- EXTRACT TO READ -
+ + + + + + +
Instead we get a video showing Liara talking about our past experiences and even get a unique sequence with a Stargazer where Shepard's legacy lives on based on what the future cycle learned from all of his hard work.
In fact, even with the refuse ending, the galaxy is still ultimately able to break free of the Reapers and largely holds Shepard responsible for being able to do so.
It's a pity we have no idea why. The reapers are not infallible, and this was the first time the galaxy truly stood united against them, and are repeatedly shown to be vulnerable to Shepard's allies -- except the reapers win anyway, without further explanation or even notable casualty. The crucible doesn't work, because it doesn't work -- Shepard makes no effort to persuade the godchild whatsoever, when he's previously been shown willing to work with even his dire enemies, much less an entity that nominally wishes to help him. Liara's logs are somehow expected to be helpful, when even she's not certain what went wrong or why -- the only valid new data she'd add to the Protheans' would essentially be that the crucible was a waste of time and resources.
How is it logical that Shepard responsible for saving the galaxy in this ending?
#300
Posté 28 juin 2012 - 12:39
Allan Schumacher wrote...
wryterra wrote...
I am arguing that if they're going to give us the reject choice they do it better than this, in a way that doesn't strike me personally as insultingly dismissive.
Just to be clear, would you have preferred there to be no refuse option at all, to what was provided?
It IS shorter, but is it really dismissive? If it was just to be a shot at the fanbase, wouldn't it have been better to just say "oh well you lose" and wrap it up there?
Instead we get a video showing Liara talking about our past experiences and even get a unique sequence with a Stargazer where Shepard's legacy lives on based on what the future cycle learned from all of his hard work.
In fact, even with the refuse ending, the galaxy is still ultimately able to break free of the Reapers and largely holds Shepard responsible for being able to do so.
Hey Allan, thanks for adding the BioWare tag on one of my threads, heh.
+ + + + + + +
- EXTRACTED RECORDS -

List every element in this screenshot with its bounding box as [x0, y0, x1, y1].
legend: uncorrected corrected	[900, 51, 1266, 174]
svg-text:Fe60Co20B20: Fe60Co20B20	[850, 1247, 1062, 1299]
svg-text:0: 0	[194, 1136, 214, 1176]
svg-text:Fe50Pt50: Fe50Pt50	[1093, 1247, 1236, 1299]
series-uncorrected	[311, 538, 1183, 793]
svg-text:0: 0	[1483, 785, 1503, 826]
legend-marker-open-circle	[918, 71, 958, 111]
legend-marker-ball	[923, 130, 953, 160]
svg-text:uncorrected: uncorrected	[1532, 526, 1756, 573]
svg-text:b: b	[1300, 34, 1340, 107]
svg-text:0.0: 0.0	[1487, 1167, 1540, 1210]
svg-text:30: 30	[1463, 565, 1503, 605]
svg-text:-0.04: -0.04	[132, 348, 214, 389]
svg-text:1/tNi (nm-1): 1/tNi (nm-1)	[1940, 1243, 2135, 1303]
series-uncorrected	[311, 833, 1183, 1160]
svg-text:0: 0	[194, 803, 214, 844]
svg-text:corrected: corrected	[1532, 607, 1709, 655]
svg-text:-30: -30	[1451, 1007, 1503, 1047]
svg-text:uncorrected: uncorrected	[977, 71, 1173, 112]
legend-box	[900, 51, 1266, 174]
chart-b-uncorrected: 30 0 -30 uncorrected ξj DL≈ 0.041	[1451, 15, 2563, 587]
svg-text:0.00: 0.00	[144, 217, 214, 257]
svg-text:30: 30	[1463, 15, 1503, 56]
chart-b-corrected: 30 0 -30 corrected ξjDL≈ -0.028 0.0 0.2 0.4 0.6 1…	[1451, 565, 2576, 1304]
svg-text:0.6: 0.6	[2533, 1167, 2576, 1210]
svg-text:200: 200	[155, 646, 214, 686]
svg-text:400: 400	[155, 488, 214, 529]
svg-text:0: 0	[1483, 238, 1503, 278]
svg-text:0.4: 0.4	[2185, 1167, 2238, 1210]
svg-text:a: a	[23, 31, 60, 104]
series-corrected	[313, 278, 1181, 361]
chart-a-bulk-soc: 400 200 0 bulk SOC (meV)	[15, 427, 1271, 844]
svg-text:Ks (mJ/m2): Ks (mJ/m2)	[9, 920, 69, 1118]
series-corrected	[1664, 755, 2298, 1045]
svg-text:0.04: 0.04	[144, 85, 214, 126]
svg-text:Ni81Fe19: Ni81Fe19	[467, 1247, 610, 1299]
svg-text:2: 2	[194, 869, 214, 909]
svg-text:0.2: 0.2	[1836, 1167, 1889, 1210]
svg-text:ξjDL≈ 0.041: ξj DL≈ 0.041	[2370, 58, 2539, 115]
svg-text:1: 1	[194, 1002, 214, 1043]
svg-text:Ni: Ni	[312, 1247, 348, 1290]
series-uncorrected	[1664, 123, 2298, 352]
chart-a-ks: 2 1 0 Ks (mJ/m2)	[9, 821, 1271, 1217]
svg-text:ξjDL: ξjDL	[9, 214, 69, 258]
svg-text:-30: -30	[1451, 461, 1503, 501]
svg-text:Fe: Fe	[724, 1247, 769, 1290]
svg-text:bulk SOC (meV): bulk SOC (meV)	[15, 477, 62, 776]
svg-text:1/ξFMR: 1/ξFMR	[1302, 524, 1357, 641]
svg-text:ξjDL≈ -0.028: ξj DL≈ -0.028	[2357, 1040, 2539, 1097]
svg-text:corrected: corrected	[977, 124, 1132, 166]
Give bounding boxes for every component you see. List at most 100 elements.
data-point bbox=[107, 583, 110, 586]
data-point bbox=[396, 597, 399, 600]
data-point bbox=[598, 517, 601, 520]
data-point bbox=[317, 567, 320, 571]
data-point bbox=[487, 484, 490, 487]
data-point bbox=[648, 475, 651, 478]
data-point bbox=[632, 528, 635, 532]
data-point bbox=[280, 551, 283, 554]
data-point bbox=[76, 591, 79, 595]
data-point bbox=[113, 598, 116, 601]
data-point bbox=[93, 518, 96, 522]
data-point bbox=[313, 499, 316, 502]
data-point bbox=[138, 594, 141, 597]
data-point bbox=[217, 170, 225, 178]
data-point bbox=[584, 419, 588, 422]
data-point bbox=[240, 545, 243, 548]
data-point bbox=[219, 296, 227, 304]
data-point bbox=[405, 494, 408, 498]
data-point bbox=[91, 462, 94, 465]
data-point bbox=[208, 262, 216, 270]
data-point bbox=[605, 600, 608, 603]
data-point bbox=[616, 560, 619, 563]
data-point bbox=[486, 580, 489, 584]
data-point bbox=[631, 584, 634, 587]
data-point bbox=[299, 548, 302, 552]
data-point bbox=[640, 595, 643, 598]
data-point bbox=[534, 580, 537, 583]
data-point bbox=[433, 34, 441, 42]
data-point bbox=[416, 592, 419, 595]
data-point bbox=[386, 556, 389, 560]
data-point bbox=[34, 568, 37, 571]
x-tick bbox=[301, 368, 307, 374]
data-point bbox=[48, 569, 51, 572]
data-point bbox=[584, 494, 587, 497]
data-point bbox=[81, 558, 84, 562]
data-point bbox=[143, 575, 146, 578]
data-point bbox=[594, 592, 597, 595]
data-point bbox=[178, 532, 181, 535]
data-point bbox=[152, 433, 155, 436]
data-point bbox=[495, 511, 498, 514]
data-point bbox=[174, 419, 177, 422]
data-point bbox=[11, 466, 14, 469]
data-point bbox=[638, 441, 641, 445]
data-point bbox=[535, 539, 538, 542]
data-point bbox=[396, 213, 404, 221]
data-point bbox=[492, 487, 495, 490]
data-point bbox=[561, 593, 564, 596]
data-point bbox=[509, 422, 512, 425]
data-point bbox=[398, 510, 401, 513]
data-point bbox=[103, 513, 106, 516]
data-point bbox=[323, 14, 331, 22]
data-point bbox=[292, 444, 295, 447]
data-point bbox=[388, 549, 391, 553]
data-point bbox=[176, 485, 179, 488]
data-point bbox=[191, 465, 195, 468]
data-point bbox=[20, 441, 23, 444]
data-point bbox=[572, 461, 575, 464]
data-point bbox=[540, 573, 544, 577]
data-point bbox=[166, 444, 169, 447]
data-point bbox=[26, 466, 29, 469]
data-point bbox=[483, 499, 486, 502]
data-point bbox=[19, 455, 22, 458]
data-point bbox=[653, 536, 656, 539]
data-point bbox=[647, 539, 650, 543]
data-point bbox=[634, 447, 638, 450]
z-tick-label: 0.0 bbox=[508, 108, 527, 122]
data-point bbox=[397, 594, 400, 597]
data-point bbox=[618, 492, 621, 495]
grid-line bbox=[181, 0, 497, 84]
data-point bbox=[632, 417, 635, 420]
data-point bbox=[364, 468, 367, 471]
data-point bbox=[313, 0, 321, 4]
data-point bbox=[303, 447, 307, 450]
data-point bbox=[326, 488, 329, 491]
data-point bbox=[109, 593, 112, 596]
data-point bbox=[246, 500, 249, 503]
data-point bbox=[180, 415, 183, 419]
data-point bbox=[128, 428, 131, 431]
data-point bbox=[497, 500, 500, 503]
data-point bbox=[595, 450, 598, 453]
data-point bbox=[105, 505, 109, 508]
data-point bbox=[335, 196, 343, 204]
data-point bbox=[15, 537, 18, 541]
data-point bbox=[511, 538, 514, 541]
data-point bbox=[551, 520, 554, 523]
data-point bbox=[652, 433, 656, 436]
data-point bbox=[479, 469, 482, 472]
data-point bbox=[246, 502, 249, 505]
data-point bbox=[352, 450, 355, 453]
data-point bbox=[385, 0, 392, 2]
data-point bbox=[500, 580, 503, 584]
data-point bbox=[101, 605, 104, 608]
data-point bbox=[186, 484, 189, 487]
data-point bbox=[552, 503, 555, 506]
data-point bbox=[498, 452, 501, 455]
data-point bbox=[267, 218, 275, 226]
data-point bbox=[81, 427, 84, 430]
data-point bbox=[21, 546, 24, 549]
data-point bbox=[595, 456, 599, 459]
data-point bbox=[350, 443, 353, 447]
+ + + + + + +
- PARTS OF THE EXERCISE -
**a)** In the forum discussion about the refuse ending, what is the galaxy still ultimately able to do?
**b)** Please pick up the forum discussion about the refuse ending after its last sentence and keep writing.
The material has nothing to do with the forum discussion.

- RESULTS IN ORDER -
**a)** Break free of the Reapers, largely holding Shepard responsible for it.

**b)**
I've already answered this earlier in the thread but I'll answer again happily: Yes I would have preferred no refuse option at all compared to what was provided.
My reason for saying that is because what was added, as I think I've made clear by now, I find insulting. Especially now I've learned that it doesn't actually count as a game completion for the purposes of achievement. That seems to be a deliberate comment that it is a way to end the game, not complete it. As it wasn't in the original ending that means this insult has been deliberately added.
We actually did get an 'oh well you lose'. Liara's ideo, talking about our past experience, said nothing about our past experience. It reenforced the 'oh well you lose'. Correct me if I'm wrong but she covers the points: we built a crucible, it didn't work, we died. I'd have loved to hear how she described Shepard's history on the time capsule but all we got was 'Shepard failed'. Is that not dismissive? We know that 'archive' contains our entire history but the only bit BioWare chose to include in the ending was 'Shepard failed'.
The Stargazer isn't dismissive, I'll give you that but then the Stargazer scene is a couple of lines and I'm sure it was included to maintain the structure of the ending, not because the fans demanded a better Stargazer scene. That said I was interested that the Stargazer looked a little Asari like, as described in the original leaked ending.
Considering that comments from BioWare said no new options, no new endings during EC production I was expecting that to be true, considering that unwise pre-release comments caused a lot of the original complaints. When I saw a new option, despite what had been said, I thought it might be a wonderful surprise.
It was a surprise but it wasn't wonderful.